**Written task:** Leaving out every picture, quote the data below exactly as it appears.

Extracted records

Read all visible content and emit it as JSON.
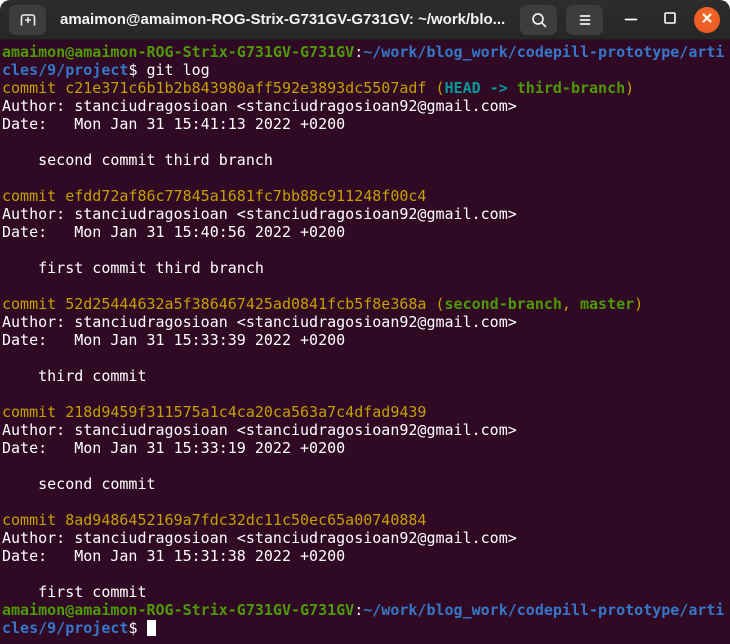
{
  "window": {
    "title": "amaimon@amaimon-ROG-Strix-G731GV-G731GV: ~/work/blo...",
    "icons": [
      "new-tab-icon",
      "search-icon",
      "menu-icon",
      "minimize-icon",
      "maximize-icon",
      "close-icon"
    ]
  },
  "colors": {
    "titlebar_bg": "#2a2a2a",
    "titlebar_button_bg": "#3d3d3d",
    "close_button": "#e9541f",
    "terminal_bg": "#300a24",
    "foreground": "#ffffff",
    "prompt_green": "#4e9a06",
    "path_blue": "#3677c9",
    "commit_yellow": "#c4a000",
    "head_cyan": "#06989a"
  },
  "terminal": {
    "command": "git log",
    "lines": [
      [
        {
          "c": "green",
          "t": "amaimon@amaimon-ROG-Strix-G731GV-G731GV"
        },
        {
          "c": "fg",
          "t": ":"
        },
        {
          "c": "blue",
          "t": "~/work/blog_work/codepill-prototype/arti"
        }
      ],
      [
        {
          "c": "blue",
          "t": "cles/9/project"
        },
        {
          "c": "fg",
          "t": "$ git log"
        }
      ],
      [
        {
          "c": "yellow",
          "t": "commit c21e371c6b1b2b843980aff592e3893dc5507adf ("
        },
        {
          "c": "cyan",
          "t": "HEAD -> "
        },
        {
          "c": "green",
          "t": "third-branch"
        },
        {
          "c": "yellow",
          "t": ")"
        }
      ],
      [
        {
          "c": "fg",
          "t": "Author: stanciudragosioan <stanciudragosioan92@gmail.com>"
        }
      ],
      [
        {
          "c": "fg",
          "t": "Date:   Mon Jan 31 15:41:13 2022 +0200"
        }
      ],
      [],
      [
        {
          "c": "fg",
          "t": "    second commit third branch"
        }
      ],
      [],
      [
        {
          "c": "yellow",
          "t": "commit efdd72af86c77845a1681fc7bb88c911248f00c4"
        }
      ],
      [
        {
          "c": "fg",
          "t": "Author: stanciudragosioan <stanciudragosioan92@gmail.com>"
        }
      ],
      [
        {
          "c": "fg",
          "t": "Date:   Mon Jan 31 15:40:56 2022 +0200"
        }
      ],
      [],
      [
        {
          "c": "fg",
          "t": "    first commit third branch"
        }
      ],
      [],
      [
        {
          "c": "yellow",
          "t": "commit 52d25444632a5f386467425ad0841fcb5f8e368a ("
        },
        {
          "c": "green",
          "t": "second-branch"
        },
        {
          "c": "yellow",
          "t": ", "
        },
        {
          "c": "green",
          "t": "master"
        },
        {
          "c": "yellow",
          "t": ")"
        }
      ],
      [
        {
          "c": "fg",
          "t": "Author: stanciudragosioan <stanciudragosioan92@gmail.com>"
        }
      ],
      [
        {
          "c": "fg",
          "t": "Date:   Mon Jan 31 15:33:39 2022 +0200"
        }
      ],
      [],
      [
        {
          "c": "fg",
          "t": "    third commit"
        }
      ],
      [],
      [
        {
          "c": "yellow",
          "t": "commit 218d9459f311575a1c4ca20ca563a7c4dfad9439"
        }
      ],
      [
        {
          "c": "fg",
          "t": "Author: stanciudragosioan <stanciudragosioan92@gmail.com>"
        }
      ],
      [
        {
          "c": "fg",
          "t": "Date:   Mon Jan 31 15:33:19 2022 +0200"
        }
      ],
      [],
      [
        {
          "c": "fg",
          "t": "    second commit"
        }
      ],
      [],
      [
        {
          "c": "yellow",
          "t": "commit 8ad9486452169a7fdc32dc11c50ec65a00740884"
        }
      ],
      [
        {
          "c": "fg",
          "t": "Author: stanciudragosioan <stanciudragosioan92@gmail.com>"
        }
      ],
      [
        {
          "c": "fg",
          "t": "Date:   Mon Jan 31 15:31:38 2022 +0200"
        }
      ],
      [],
      [
        {
          "c": "fg",
          "t": "    first commit"
        }
      ],
      [
        {
          "c": "green",
          "t": "amaimon@amaimon-ROG-Strix-G731GV-G731GV"
        },
        {
          "c": "fg",
          "t": ":"
        },
        {
          "c": "blue",
          "t": "~/work/blog_work/codepill-prototype/arti"
        }
      ],
      [
        {
          "c": "blue",
          "t": "cles/9/project"
        },
        {
          "c": "fg",
          "t": "$ "
        },
        {
          "c": "cursor",
          "t": ""
        }
      ]
    ]
  }
}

**Result below:**
Read all visible content and emit it as JSON.
{
  "window": {
    "title": "amaimon@amaimon-ROG-Strix-G731GV-G731GV: ~/work/blo...",
    "icons": [
      "new-tab-icon",
      "search-icon",
      "menu-icon",
      "minimize-icon",
      "maximize-icon",
      "close-icon"
    ]
  },
  "colors": {
    "titlebar_bg": "#2a2a2a",
    "titlebar_button_bg": "#3d3d3d",
    "close_button": "#e9541f",
    "terminal_bg": "#300a24",
    "foreground": "#ffffff",
    "prompt_green": "#4e9a06",
    "path_blue": "#3677c9",
    "commit_yellow": "#c4a000",
    "head_cyan": "#06989a"
  },
  "terminal": {
    "command": "git log",
    "lines": [
      [
        {
          "c": "green",
          "t": "amaimon@amaimon-ROG-Strix-G731GV-G731GV"
        },
        {
          "c": "fg",
          "t": ":"
        },
        {
          "c": "blue",
          "t": "~/work/blog_work/codepill-prototype/arti"
        }
      ],
      [
        {
          "c": "blue",
          "t": "cles/9/project"
        },
        {
          "c": "fg",
          "t": "$ git log"
        }
      ],
      [
        {
          "c": "yellow",
          "t": "commit c21e371c6b1b2b843980aff592e3893dc5507adf ("
        },
        {
          "c": "cyan",
          "t": "HEAD -> "
        },
        {
          "c": "green",
          "t": "third-branch"
        },
        {
          "c": "yellow",
          "t": ")"
        }
      ],
      [
        {
          "c": "fg",
          "t": "Author: stanciudragosioan <stanciudragosioan92@gmail.com>"
        }
      ],
      [
        {
          "c": "fg",
          "t": "Date:   Mon Jan 31 15:41:13 2022 +0200"
        }
      ],
      [],
      [
        {
          "c": "fg",
          "t": "    second commit third branch"
        }
      ],
      [],
      [
        {
          "c": "yellow",
          "t": "commit efdd72af86c77845a1681fc7bb88c911248f00c4"
        }
      ],
      [
        {
          "c": "fg",
          "t": "Author: stanciudragosioan <stanciudragosioan92@gmail.com>"
        }
      ],
      [
        {
          "c": "fg",
          "t": "Date:   Mon Jan 31 15:40:56 2022 +0200"
        }
      ],
      [],
      [
        {
          "c": "fg",
          "t": "    first commit third branch"
        }
      ],
      [],
      [
        {
          "c": "yellow",
          "t": "commit 52d25444632a5f386467425ad0841fcb5f8e368a ("
        },
        {
          "c": "green",
          "t": "second-branch"
        },
        {
          "c": "yellow",
          "t": ", "
        },
        {
          "c": "green",
          "t": "master"
        },
        {
          "c": "yellow",
          "t": ")"
        }
      ],
      [
        {
          "c": "fg",
          "t": "Author: stanciudragosioan <stanciudragosioan92@gmail.com>"
        }
      ],
      [
        {
          "c": "fg",
          "t": "Date:   Mon Jan 31 15:33:39 2022 +0200"
        }
      ],
      [],
      [
        {
          "c": "fg",
          "t": "    third commit"
        }
      ],
      [],
      [
        {
          "c": "yellow",
          "t": "commit 218d9459f311575a1c4ca20ca563a7c4dfad9439"
        }
      ],
      [
        {
          "c": "fg",
          "t": "Author: stanciudragosioan <stanciudragosioan92@gmail.com>"
        }
      ],
      [
        {
          "c": "fg",
          "t": "Date:   Mon Jan 31 15:33:19 2022 +0200"
        }
      ],
      [],
      [
        {
          "c": "fg",
          "t": "    second commit"
        }
      ],
      [],
      [
        {
          "c": "yellow",
          "t": "commit 8ad9486452169a7fdc32dc11c50ec65a00740884"
        }
      ],
      [
        {
          "c": "fg",
          "t": "Author: stanciudragosioan <stanciudragosioan92@gmail.com>"
        }
      ],
      [
        {
          "c": "fg",
          "t": "Date:   Mon Jan 31 15:31:38 2022 +0200"
        }
      ],
      [],
      [
        {
          "c": "fg",
          "t": "    first commit"
        }
      ],
      [
        {
          "c": "green",
          "t": "amaimon@amaimon-ROG-Strix-G731GV-G731GV"
        },
        {
          "c": "fg",
          "t": ":"
        },
        {
          "c": "blue",
          "t": "~/work/blog_work/codepill-prototype/arti"
        }
      ],
      [
        {
          "c": "blue",
          "t": "cles/9/project"
        },
        {
          "c": "fg",
          "t": "$ "
        },
        {
          "c": "cursor",
          "t": ""
        }
      ]
    ]
  }
}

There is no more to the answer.